Data provided —
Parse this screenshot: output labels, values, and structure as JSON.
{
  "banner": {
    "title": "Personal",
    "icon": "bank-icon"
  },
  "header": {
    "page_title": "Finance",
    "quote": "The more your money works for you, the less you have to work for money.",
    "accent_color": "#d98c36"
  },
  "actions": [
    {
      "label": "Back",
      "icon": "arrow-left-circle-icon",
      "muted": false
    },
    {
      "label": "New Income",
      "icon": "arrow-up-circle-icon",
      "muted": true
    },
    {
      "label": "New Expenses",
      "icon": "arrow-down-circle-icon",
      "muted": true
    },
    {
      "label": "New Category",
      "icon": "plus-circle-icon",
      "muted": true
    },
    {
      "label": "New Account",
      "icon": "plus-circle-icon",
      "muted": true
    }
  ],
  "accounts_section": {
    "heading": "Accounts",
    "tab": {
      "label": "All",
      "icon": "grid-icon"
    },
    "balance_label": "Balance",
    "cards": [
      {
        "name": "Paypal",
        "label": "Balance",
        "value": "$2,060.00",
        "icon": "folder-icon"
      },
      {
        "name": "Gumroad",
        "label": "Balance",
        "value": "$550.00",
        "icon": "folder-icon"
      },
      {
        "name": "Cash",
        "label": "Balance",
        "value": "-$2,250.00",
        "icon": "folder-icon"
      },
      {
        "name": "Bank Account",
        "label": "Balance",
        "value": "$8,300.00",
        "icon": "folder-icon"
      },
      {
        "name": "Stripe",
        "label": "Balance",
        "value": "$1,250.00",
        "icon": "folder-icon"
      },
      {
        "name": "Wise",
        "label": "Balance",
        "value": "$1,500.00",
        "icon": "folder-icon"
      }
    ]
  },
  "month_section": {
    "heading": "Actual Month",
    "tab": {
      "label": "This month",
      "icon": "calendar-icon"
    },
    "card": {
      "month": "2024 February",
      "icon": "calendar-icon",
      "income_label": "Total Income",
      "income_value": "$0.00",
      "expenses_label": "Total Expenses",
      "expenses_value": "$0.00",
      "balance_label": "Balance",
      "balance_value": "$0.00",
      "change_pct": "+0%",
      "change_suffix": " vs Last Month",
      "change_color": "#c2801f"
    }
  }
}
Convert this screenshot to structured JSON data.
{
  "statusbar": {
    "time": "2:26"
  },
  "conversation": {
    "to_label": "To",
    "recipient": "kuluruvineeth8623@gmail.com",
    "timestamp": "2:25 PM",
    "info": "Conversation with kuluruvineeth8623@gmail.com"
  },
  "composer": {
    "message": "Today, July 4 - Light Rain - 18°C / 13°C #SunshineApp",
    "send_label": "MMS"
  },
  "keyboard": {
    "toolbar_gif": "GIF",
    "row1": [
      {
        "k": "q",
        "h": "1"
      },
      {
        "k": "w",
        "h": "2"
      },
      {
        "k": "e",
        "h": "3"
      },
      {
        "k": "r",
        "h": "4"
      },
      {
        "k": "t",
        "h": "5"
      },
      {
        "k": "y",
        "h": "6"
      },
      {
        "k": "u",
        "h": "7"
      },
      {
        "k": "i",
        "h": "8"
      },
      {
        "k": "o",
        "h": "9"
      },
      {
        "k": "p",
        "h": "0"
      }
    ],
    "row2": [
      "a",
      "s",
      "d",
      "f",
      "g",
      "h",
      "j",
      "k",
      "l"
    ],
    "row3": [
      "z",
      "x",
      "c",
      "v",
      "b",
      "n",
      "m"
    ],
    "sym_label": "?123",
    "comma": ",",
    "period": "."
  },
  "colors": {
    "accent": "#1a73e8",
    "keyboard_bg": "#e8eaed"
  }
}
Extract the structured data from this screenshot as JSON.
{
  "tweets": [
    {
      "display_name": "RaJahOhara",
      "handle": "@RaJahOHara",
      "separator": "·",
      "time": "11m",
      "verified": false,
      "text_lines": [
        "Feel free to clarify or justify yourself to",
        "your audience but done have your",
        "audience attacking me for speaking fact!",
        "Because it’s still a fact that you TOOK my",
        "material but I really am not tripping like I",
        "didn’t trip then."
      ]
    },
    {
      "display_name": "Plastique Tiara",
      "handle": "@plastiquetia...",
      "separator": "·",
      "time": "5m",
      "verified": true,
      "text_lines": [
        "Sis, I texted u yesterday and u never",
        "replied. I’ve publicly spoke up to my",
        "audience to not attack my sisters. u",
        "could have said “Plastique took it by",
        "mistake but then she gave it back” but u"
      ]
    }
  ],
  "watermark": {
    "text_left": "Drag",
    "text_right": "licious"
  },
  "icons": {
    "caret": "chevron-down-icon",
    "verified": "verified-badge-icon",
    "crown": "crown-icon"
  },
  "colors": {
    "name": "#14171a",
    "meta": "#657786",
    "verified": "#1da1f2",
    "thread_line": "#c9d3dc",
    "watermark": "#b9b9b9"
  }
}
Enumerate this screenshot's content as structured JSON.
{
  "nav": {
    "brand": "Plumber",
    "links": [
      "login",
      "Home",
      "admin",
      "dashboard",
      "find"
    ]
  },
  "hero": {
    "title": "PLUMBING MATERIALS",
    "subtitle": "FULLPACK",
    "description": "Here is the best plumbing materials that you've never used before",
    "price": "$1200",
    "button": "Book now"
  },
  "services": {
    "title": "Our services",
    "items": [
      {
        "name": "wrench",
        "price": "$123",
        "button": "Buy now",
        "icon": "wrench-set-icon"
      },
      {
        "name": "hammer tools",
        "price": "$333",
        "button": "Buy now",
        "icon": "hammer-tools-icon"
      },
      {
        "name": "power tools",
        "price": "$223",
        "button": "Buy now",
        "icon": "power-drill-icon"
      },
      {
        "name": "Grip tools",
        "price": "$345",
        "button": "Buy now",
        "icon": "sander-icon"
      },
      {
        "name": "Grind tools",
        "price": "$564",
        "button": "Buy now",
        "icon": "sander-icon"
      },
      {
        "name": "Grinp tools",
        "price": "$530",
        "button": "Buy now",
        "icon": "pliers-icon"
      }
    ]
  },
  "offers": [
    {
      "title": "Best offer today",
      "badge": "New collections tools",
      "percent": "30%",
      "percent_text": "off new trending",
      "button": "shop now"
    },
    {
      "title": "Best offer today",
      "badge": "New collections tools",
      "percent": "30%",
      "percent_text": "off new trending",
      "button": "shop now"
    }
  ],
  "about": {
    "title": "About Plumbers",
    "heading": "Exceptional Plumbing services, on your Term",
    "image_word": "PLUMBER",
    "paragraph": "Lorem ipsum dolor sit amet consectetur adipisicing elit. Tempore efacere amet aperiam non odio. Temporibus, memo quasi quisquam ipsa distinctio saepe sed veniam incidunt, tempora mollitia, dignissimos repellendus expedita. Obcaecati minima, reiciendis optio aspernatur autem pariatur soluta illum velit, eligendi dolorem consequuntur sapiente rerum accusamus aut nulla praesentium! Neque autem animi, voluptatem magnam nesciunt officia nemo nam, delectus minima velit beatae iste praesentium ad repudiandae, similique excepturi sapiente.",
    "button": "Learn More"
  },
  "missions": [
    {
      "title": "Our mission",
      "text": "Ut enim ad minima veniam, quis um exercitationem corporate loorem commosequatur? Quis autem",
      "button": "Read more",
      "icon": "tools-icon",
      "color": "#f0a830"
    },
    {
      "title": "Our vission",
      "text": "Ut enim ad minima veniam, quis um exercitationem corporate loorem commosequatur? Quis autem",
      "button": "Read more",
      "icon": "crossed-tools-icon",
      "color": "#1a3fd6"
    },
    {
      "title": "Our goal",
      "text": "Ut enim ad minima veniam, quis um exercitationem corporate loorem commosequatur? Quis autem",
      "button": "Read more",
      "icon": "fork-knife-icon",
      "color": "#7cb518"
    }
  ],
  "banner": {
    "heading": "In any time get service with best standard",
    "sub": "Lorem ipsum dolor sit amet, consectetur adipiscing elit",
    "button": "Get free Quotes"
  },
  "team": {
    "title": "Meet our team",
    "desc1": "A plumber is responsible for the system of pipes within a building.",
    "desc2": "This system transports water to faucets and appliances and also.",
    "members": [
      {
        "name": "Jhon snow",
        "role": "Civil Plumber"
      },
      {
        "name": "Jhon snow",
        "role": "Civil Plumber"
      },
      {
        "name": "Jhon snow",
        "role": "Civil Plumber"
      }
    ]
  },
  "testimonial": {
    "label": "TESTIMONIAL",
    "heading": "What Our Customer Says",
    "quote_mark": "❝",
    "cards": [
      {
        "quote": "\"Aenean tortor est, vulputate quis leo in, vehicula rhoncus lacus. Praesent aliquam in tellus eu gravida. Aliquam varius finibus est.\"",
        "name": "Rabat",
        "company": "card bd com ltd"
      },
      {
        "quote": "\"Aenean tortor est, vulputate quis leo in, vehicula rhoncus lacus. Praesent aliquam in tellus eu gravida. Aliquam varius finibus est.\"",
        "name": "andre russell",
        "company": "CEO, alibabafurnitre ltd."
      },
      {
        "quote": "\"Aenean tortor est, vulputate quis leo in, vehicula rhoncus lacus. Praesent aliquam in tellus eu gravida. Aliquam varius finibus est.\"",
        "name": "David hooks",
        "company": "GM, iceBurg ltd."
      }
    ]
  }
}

Written request — Which lines hold the word "power"? Copy each of them from the records.

Full response —
        "name": "power tools",
        "icon": "power-drill-icon"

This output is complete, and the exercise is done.